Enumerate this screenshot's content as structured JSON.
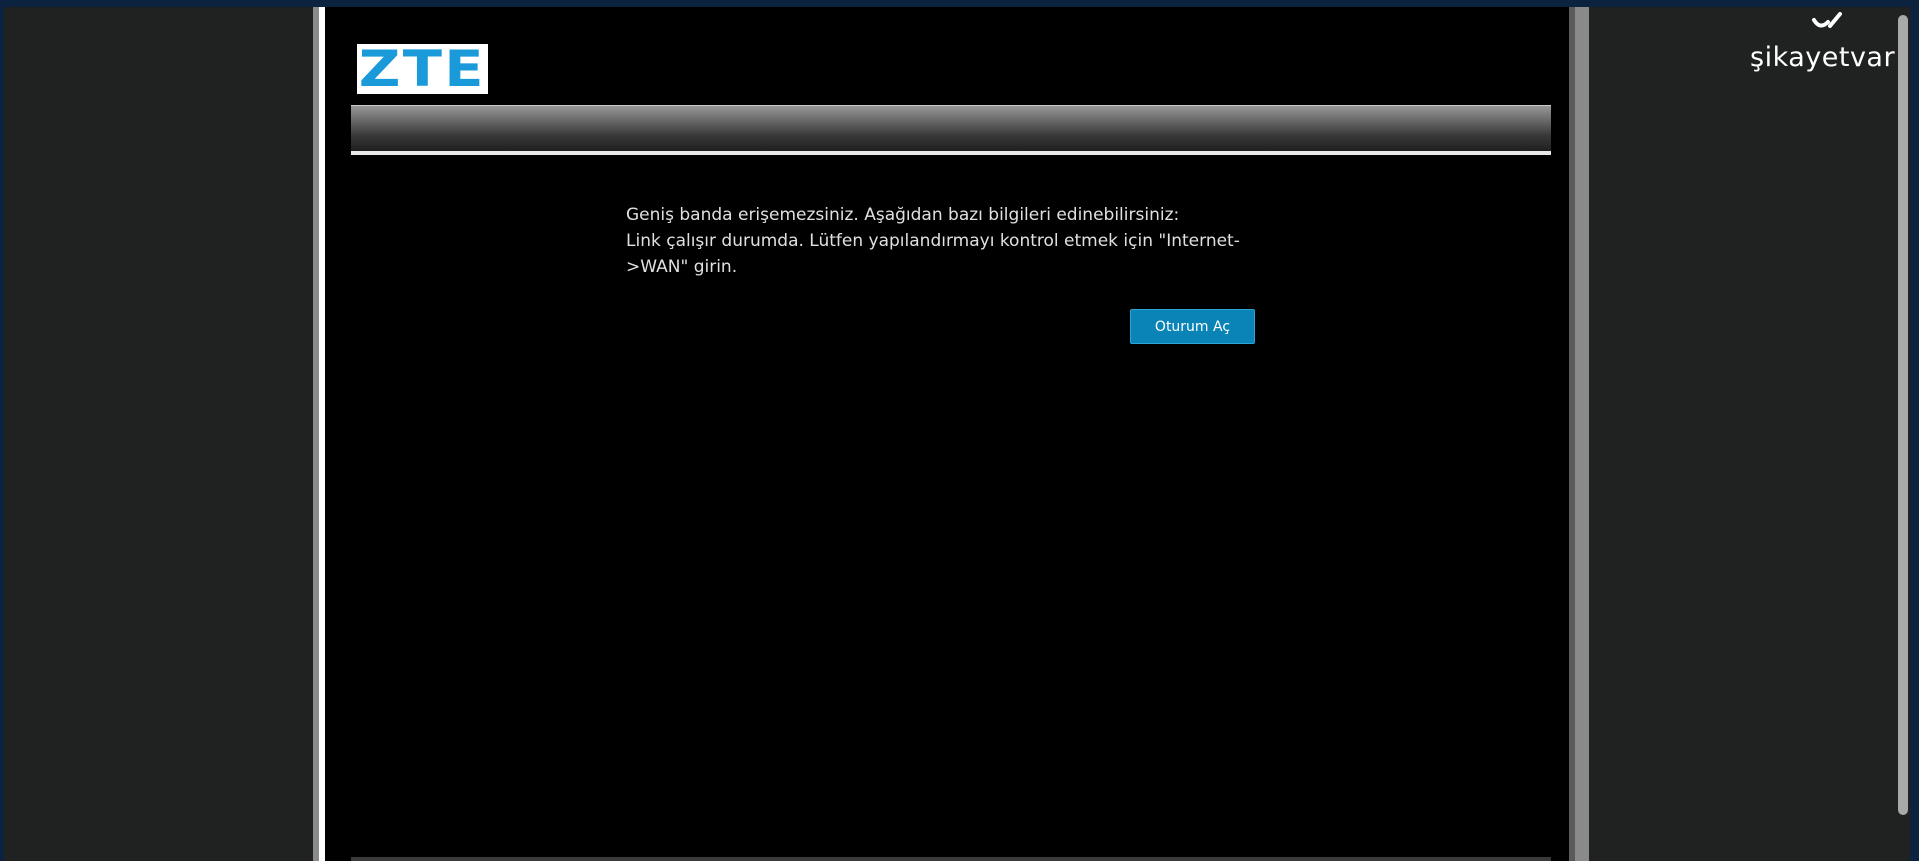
{
  "logo": {
    "text": "ZTE",
    "color": "#1a9ad9"
  },
  "message": {
    "line1": "Geniş banda erişemezsiniz. Aşağıdan bazı bilgileri edinebilirsiniz:",
    "line2": "Link çalışır durumda. Lütfen yapılandırmayı kontrol etmek için \"Internet-",
    "line3": ">WAN\" girin."
  },
  "login_button": {
    "label": "Oturum Aç",
    "color": "#0a84b6"
  },
  "watermark": {
    "text": "şikayetvar",
    "icon": "sikayetvar-logo-icon"
  }
}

*The task*. Exclude the pictures. Write out the remaining data exactly.

*Result of this task*.
Enumerate this screenshot's content as structured JSON.
{
  "logo": {
    "text": "ZTE",
    "color": "#1a9ad9"
  },
  "message": {
    "line1": "Geniş banda erişemezsiniz. Aşağıdan bazı bilgileri edinebilirsiniz:",
    "line2": "Link çalışır durumda. Lütfen yapılandırmayı kontrol etmek için \"Internet-",
    "line3": ">WAN\" girin."
  },
  "login_button": {
    "label": "Oturum Aç",
    "color": "#0a84b6"
  },
  "watermark": {
    "text": "şikayetvar",
    "icon": "sikayetvar-logo-icon"
  }
}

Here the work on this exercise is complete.